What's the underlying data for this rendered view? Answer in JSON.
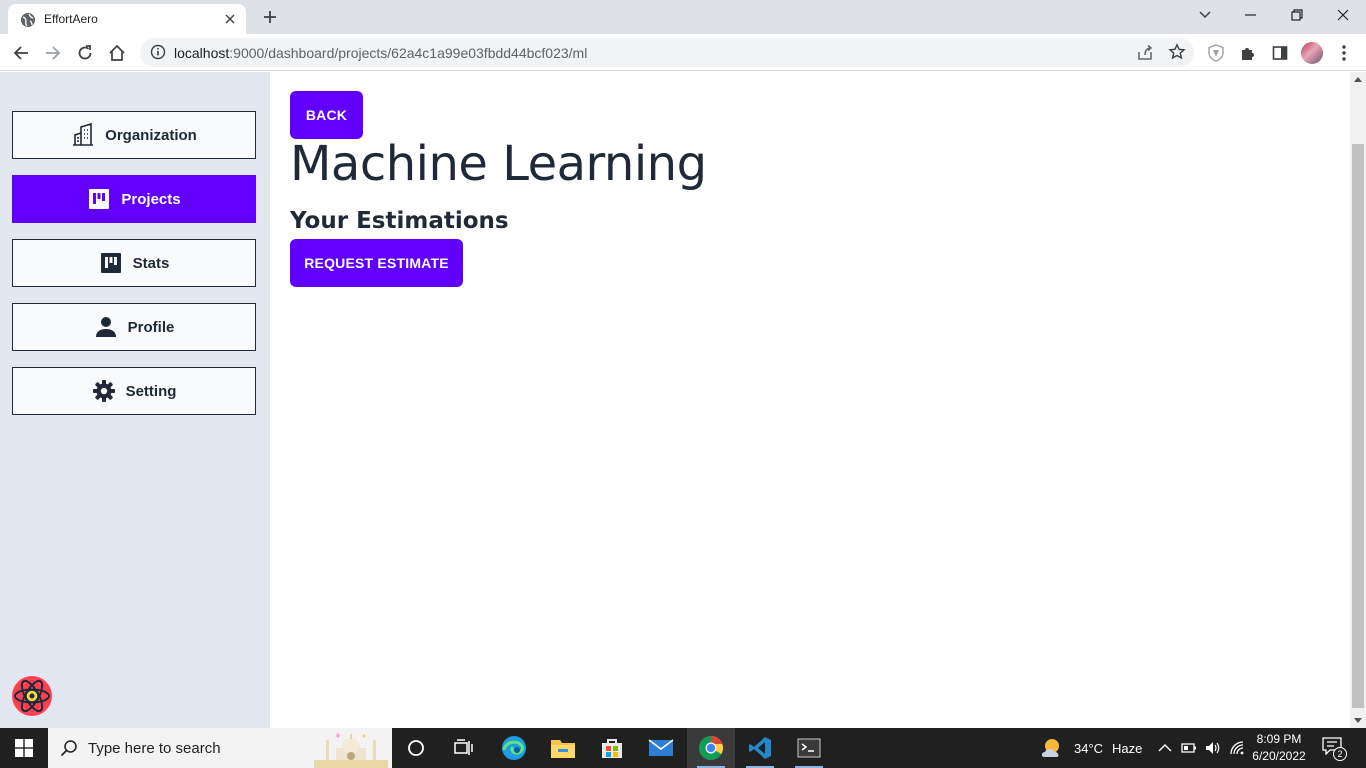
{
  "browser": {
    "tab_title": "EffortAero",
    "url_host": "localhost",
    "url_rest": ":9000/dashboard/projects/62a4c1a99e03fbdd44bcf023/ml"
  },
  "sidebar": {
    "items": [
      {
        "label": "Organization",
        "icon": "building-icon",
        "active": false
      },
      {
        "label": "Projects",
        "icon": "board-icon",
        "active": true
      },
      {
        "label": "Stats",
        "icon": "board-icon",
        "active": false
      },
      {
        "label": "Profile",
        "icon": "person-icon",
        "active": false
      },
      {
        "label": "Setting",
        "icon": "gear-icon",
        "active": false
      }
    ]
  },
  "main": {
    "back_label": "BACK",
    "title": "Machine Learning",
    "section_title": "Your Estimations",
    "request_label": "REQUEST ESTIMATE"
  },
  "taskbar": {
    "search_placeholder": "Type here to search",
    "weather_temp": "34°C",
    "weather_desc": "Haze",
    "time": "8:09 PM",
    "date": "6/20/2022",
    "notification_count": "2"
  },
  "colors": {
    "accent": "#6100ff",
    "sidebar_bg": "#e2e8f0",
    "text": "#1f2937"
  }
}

········

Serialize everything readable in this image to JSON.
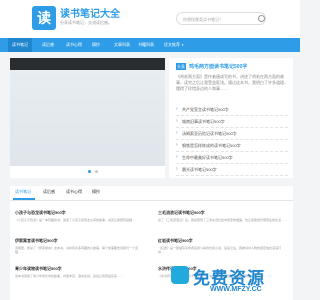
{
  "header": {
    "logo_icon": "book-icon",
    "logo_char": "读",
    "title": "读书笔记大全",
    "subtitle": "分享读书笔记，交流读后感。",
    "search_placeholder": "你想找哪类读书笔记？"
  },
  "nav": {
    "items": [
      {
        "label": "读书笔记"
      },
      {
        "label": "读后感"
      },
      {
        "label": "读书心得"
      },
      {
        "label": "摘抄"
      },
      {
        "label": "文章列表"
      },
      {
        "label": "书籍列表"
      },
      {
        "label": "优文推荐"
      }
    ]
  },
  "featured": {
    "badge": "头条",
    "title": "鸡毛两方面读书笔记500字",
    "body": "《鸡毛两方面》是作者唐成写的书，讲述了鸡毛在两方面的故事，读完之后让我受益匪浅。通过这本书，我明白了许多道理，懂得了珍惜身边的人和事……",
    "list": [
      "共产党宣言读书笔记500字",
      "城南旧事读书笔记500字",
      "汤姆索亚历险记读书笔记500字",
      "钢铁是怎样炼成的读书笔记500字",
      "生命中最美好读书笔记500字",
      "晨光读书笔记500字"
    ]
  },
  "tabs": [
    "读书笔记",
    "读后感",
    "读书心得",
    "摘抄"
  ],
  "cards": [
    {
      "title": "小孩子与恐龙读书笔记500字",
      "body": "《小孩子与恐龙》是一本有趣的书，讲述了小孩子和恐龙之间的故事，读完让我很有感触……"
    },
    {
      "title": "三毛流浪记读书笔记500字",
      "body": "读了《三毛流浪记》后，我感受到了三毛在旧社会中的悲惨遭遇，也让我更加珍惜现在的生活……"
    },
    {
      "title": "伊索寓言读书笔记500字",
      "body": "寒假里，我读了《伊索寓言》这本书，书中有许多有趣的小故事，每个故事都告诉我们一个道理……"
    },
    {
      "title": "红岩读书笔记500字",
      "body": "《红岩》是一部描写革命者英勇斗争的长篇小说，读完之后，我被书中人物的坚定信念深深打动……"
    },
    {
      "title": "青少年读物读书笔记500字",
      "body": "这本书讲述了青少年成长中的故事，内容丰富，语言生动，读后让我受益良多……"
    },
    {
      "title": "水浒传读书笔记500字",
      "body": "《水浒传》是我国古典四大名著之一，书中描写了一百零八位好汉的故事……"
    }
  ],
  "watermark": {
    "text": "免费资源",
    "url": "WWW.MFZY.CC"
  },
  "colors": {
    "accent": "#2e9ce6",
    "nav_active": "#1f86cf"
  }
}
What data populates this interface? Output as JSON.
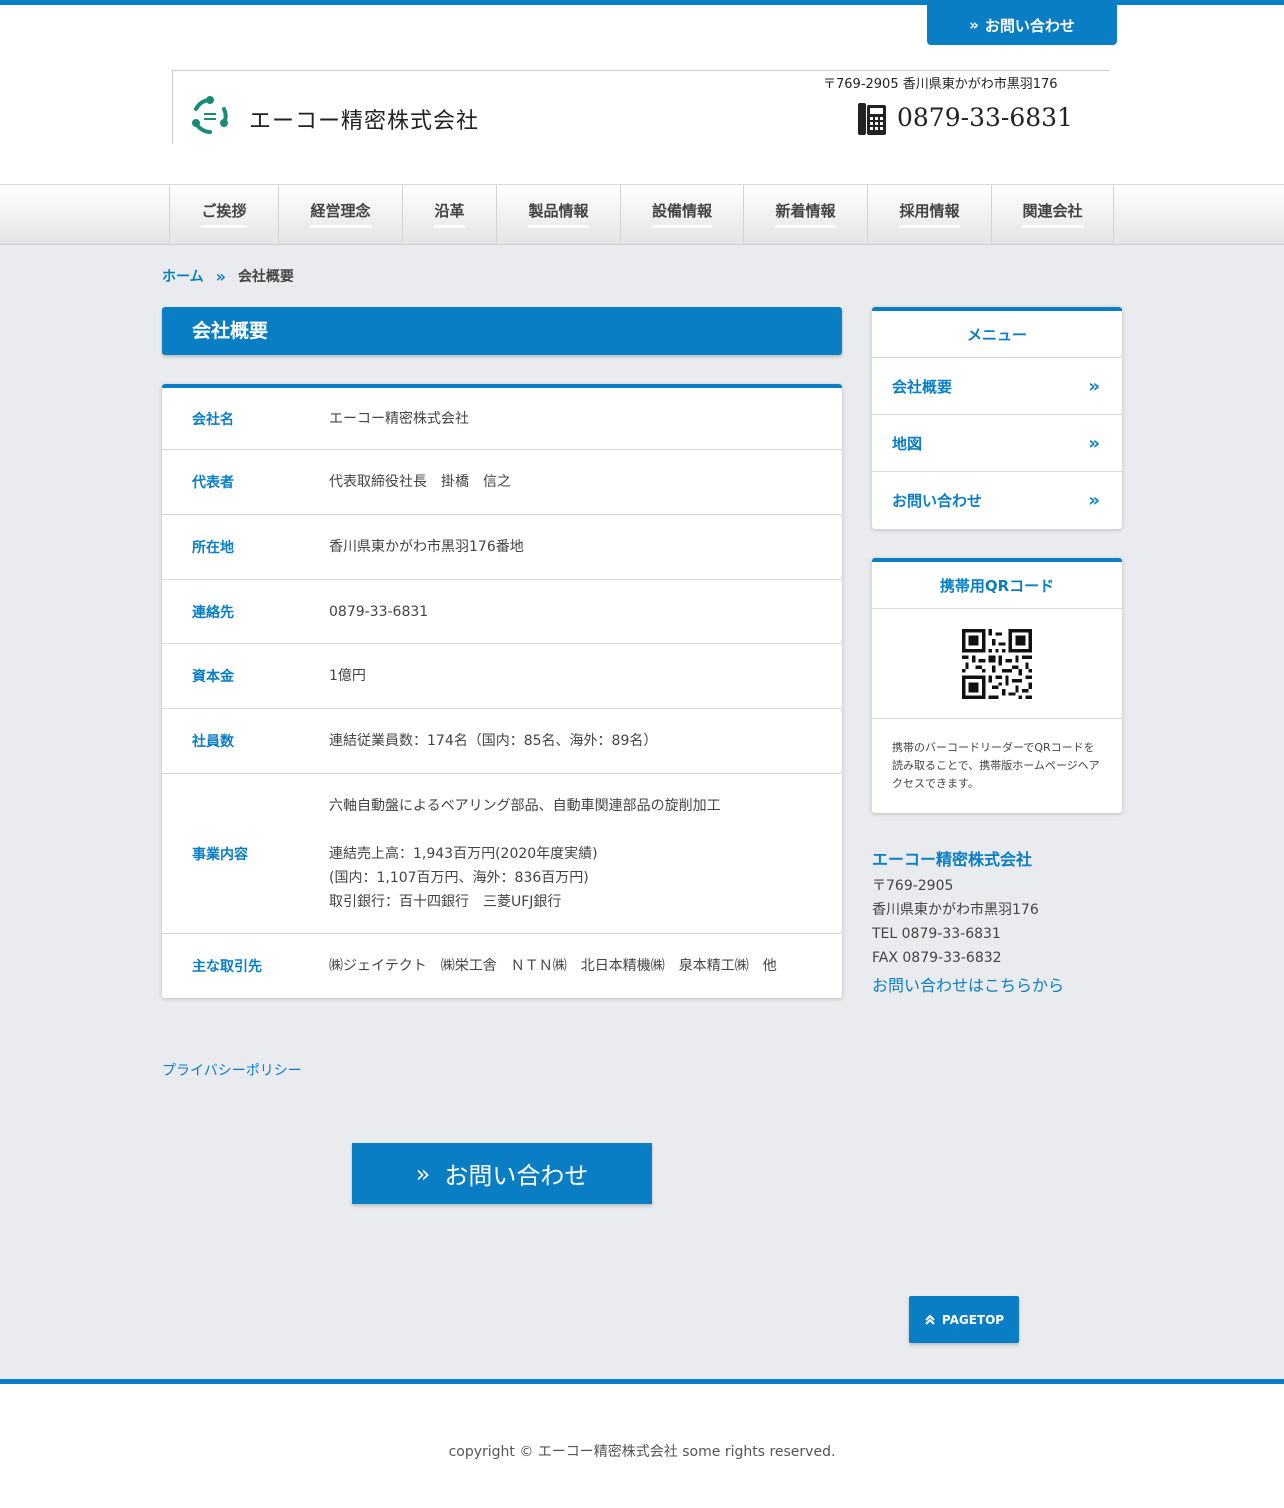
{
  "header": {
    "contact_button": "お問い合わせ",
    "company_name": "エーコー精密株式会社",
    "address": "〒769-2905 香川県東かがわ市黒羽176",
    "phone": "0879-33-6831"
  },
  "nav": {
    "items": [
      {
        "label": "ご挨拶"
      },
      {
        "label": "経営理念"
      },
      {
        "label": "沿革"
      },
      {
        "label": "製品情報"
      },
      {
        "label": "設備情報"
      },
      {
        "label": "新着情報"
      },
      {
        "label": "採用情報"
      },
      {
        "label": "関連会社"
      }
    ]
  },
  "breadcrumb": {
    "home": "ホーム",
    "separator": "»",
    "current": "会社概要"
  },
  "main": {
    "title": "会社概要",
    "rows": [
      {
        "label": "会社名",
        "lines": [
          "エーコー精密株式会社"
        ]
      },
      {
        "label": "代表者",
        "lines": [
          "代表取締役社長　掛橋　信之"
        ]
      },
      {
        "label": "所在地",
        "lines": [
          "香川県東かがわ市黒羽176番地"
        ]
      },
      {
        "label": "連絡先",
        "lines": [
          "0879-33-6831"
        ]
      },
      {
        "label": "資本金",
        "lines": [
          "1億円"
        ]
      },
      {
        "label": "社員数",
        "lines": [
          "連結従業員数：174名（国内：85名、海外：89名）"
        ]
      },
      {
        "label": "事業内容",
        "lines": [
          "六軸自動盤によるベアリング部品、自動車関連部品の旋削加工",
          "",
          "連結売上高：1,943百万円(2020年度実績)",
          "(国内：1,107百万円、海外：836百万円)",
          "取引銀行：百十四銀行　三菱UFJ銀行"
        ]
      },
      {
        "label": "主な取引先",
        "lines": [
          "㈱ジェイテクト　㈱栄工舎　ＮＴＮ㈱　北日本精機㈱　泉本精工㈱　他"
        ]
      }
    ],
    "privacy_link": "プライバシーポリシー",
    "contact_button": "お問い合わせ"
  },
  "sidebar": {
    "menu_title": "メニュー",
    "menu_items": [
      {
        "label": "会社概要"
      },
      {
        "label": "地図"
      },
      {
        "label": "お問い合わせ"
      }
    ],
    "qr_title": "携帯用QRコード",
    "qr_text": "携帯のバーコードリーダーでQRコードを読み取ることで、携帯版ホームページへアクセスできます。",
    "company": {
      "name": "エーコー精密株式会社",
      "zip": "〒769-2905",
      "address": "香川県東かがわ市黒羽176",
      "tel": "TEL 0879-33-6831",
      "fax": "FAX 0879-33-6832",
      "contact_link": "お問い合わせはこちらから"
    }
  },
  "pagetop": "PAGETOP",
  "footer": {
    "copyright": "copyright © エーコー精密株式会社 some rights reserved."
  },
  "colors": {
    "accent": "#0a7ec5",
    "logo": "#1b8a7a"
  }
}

········

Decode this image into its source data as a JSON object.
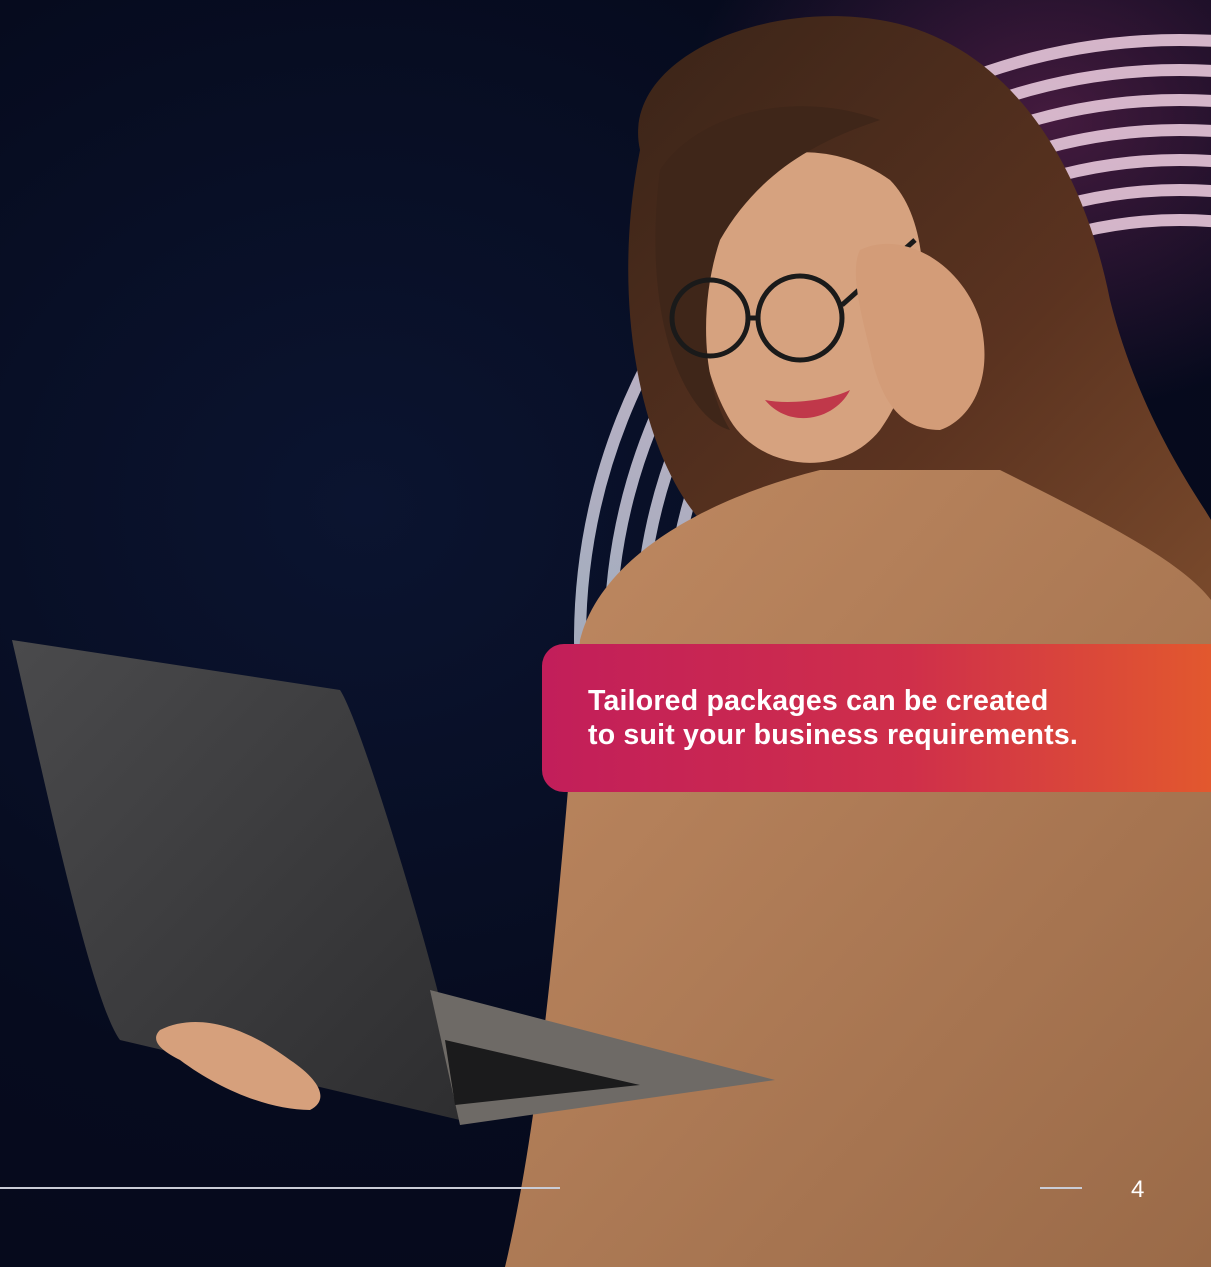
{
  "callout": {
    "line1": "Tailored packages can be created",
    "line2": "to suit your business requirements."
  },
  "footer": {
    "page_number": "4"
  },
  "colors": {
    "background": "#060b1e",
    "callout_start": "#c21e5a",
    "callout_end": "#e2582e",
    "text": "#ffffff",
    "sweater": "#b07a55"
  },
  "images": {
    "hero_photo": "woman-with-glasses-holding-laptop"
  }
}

········

Only the count is wanted: report how many lines of the material above hold the word "JSON".

● EXERCISE RESPONSE: 4